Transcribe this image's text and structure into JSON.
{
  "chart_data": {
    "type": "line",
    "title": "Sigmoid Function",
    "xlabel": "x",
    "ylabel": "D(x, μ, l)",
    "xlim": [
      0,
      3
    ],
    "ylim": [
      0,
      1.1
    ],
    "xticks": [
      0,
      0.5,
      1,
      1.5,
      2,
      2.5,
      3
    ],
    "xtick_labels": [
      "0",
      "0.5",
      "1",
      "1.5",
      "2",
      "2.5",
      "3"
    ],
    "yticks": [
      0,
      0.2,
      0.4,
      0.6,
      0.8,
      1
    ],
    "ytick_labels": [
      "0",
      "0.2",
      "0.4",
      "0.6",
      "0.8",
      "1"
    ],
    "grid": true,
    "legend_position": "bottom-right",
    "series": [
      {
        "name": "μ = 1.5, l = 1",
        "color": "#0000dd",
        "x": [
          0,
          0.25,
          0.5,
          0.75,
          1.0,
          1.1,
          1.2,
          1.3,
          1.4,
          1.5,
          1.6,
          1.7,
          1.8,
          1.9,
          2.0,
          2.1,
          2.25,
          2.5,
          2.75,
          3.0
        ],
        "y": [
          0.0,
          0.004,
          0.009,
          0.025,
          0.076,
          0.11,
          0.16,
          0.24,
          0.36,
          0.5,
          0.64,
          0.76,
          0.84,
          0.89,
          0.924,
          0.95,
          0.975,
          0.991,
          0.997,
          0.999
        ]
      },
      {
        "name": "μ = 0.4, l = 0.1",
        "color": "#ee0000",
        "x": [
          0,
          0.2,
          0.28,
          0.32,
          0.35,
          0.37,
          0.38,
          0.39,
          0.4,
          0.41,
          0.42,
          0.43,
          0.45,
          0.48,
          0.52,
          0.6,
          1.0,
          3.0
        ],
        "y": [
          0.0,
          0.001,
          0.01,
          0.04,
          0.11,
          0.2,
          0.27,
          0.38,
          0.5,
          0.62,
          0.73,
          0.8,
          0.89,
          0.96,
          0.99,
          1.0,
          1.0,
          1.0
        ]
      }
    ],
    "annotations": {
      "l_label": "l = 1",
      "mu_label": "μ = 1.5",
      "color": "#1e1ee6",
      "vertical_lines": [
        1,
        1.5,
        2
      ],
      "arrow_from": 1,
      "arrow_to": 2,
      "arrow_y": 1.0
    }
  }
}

◆ The problem ◆
Show the data once more, exactly as it was written.

◆ Answer to the problem ◆
Transcribe this image's text and structure into JSON.
{
  "chart_data": {
    "type": "line",
    "title": "Sigmoid Function",
    "xlabel": "x",
    "ylabel": "D(x, μ, l)",
    "xlim": [
      0,
      3
    ],
    "ylim": [
      0,
      1.1
    ],
    "xticks": [
      0,
      0.5,
      1,
      1.5,
      2,
      2.5,
      3
    ],
    "xtick_labels": [
      "0",
      "0.5",
      "1",
      "1.5",
      "2",
      "2.5",
      "3"
    ],
    "yticks": [
      0,
      0.2,
      0.4,
      0.6,
      0.8,
      1
    ],
    "ytick_labels": [
      "0",
      "0.2",
      "0.4",
      "0.6",
      "0.8",
      "1"
    ],
    "grid": true,
    "legend_position": "bottom-right",
    "series": [
      {
        "name": "μ = 1.5, l = 1",
        "color": "#0000dd",
        "x": [
          0,
          0.25,
          0.5,
          0.75,
          1.0,
          1.1,
          1.2,
          1.3,
          1.4,
          1.5,
          1.6,
          1.7,
          1.8,
          1.9,
          2.0,
          2.1,
          2.25,
          2.5,
          2.75,
          3.0
        ],
        "y": [
          0.0,
          0.004,
          0.009,
          0.025,
          0.076,
          0.11,
          0.16,
          0.24,
          0.36,
          0.5,
          0.64,
          0.76,
          0.84,
          0.89,
          0.924,
          0.95,
          0.975,
          0.991,
          0.997,
          0.999
        ]
      },
      {
        "name": "μ = 0.4, l = 0.1",
        "color": "#ee0000",
        "x": [
          0,
          0.2,
          0.28,
          0.32,
          0.35,
          0.37,
          0.38,
          0.39,
          0.4,
          0.41,
          0.42,
          0.43,
          0.45,
          0.48,
          0.52,
          0.6,
          1.0,
          3.0
        ],
        "y": [
          0.0,
          0.001,
          0.01,
          0.04,
          0.11,
          0.2,
          0.27,
          0.38,
          0.5,
          0.62,
          0.73,
          0.8,
          0.89,
          0.96,
          0.99,
          1.0,
          1.0,
          1.0
        ]
      }
    ],
    "annotations": {
      "l_label": "l = 1",
      "mu_label": "μ = 1.5",
      "color": "#1e1ee6",
      "vertical_lines": [
        1,
        1.5,
        2
      ],
      "arrow_from": 1,
      "arrow_to": 2,
      "arrow_y": 1.0
    }
  }
}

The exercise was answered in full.